▸ TASK DESCRIPTION
Check every line of the entries that follow, and copy the ones containing "from".
═══ MATERIALS PROVIDED ═══
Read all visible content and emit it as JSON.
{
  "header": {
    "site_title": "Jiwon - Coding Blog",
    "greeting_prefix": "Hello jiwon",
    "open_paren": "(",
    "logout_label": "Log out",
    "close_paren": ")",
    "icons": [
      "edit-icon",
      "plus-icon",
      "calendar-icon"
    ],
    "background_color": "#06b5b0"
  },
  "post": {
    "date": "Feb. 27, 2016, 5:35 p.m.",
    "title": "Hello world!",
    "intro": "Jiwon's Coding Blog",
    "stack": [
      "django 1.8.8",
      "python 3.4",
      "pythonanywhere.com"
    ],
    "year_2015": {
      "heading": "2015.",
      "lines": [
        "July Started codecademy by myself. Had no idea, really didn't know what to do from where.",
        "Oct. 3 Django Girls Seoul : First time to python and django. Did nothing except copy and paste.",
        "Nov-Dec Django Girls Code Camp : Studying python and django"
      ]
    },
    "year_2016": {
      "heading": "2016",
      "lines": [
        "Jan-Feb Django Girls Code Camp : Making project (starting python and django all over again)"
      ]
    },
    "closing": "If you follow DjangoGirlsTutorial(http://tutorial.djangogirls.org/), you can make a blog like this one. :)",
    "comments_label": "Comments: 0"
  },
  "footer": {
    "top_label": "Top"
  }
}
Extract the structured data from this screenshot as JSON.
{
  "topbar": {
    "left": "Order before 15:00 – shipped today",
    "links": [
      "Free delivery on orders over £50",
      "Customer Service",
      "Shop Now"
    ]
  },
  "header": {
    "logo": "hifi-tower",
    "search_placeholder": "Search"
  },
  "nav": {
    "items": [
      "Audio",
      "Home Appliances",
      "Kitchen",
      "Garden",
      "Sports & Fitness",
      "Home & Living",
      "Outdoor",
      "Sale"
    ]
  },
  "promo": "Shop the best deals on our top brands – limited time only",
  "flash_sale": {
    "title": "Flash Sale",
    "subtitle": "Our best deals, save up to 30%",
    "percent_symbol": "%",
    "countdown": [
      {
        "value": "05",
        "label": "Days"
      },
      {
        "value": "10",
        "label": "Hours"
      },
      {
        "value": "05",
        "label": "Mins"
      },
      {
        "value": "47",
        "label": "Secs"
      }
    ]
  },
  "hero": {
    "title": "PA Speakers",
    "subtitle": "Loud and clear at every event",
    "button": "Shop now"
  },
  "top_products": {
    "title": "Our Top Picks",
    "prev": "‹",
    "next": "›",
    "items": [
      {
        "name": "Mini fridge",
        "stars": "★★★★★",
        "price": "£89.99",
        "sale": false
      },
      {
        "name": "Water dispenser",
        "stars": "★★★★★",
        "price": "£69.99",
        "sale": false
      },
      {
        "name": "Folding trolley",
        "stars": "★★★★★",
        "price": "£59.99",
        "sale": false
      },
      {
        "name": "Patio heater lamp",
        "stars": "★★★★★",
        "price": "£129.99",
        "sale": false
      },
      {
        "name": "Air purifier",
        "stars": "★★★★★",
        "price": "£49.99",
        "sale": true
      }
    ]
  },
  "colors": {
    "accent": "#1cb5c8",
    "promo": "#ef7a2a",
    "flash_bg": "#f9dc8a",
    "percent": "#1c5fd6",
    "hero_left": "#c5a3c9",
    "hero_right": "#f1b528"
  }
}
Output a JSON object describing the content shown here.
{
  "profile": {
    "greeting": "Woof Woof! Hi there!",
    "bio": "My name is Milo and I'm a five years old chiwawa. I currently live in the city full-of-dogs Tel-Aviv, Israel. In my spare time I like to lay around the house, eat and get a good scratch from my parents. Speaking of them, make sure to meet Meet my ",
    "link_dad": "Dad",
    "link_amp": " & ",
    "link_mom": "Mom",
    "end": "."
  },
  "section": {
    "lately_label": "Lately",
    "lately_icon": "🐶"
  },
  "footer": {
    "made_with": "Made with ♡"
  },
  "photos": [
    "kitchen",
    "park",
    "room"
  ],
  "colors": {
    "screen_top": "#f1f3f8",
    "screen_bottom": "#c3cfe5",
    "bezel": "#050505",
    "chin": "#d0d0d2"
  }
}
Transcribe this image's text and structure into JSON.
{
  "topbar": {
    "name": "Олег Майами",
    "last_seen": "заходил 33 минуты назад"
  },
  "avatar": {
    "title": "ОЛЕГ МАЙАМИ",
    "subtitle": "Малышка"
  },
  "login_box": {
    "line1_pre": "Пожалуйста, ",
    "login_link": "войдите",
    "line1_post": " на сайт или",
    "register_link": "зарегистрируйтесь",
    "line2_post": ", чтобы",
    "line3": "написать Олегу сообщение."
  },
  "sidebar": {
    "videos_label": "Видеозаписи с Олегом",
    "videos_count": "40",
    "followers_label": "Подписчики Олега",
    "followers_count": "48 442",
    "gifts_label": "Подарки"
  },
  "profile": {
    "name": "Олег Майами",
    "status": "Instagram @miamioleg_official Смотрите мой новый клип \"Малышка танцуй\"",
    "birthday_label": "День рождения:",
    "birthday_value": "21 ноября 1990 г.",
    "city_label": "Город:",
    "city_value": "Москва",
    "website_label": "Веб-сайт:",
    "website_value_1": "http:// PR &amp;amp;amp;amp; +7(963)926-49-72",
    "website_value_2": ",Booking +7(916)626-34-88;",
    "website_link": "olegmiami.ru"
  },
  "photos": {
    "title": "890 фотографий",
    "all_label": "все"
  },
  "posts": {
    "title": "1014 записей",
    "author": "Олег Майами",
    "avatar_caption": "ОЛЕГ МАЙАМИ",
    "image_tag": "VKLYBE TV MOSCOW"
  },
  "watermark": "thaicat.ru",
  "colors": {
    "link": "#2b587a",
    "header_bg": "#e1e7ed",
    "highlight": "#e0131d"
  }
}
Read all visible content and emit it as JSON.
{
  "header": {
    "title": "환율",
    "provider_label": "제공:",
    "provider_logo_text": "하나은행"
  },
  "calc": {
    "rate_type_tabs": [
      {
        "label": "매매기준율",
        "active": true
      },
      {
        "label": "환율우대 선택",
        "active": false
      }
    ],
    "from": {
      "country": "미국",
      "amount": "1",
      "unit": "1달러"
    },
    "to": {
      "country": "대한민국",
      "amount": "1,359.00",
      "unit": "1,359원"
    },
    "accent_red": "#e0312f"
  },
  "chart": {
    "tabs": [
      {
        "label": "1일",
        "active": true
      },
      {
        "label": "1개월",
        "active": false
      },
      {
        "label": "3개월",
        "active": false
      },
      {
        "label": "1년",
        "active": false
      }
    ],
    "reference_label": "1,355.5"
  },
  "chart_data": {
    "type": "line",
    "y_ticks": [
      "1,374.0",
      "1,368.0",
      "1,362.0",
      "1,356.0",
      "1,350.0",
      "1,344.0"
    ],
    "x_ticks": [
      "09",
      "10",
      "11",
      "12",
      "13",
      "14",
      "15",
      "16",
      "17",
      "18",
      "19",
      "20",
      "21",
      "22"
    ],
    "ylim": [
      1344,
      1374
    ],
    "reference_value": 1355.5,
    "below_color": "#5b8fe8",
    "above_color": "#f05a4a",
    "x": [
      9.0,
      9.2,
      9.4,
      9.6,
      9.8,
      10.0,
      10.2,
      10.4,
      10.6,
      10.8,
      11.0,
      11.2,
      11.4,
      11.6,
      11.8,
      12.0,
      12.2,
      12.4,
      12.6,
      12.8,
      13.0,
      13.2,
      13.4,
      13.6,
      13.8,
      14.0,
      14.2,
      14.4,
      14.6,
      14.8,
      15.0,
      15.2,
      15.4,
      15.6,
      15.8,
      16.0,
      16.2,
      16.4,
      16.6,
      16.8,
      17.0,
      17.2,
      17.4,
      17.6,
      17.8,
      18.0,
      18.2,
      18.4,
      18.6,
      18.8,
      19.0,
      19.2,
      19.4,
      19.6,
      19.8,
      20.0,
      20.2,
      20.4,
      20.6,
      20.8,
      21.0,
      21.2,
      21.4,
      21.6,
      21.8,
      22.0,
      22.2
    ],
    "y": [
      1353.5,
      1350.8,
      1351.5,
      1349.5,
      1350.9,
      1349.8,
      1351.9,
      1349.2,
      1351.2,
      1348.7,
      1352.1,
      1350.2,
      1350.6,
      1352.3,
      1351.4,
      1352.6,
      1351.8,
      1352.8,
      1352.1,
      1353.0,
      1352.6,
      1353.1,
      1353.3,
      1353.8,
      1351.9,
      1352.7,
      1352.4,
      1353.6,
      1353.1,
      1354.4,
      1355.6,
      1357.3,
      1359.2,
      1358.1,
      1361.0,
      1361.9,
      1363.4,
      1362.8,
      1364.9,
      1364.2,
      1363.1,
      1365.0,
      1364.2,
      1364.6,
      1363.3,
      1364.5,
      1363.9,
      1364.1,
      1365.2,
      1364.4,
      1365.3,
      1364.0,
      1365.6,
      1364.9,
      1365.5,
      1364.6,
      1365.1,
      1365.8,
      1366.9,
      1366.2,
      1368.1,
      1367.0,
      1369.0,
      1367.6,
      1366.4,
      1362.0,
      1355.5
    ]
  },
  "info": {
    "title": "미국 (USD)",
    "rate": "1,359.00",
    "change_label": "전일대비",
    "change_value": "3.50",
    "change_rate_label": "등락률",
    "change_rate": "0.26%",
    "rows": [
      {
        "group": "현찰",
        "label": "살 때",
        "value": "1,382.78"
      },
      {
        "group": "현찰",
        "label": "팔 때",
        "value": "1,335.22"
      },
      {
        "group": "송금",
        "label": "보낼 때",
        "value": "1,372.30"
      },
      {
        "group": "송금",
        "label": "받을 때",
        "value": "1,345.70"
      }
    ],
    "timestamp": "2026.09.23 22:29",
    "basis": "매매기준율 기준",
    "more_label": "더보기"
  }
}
═══
▸ ANSWER
        "July Started codecademy by myself. Had no idea, really didn't know what to do from where.",
Extract the structured data from this screenshot as JSON.
    "bio": "My name is Milo and I'm a five years old chiwawa. I currently live in the city full-of-dogs Tel-Aviv, Israel. In my spare time I like to lay around the house, eat and get a good scratch from my parents. Speaking of them, make sure to meet Meet my ",
    "from": {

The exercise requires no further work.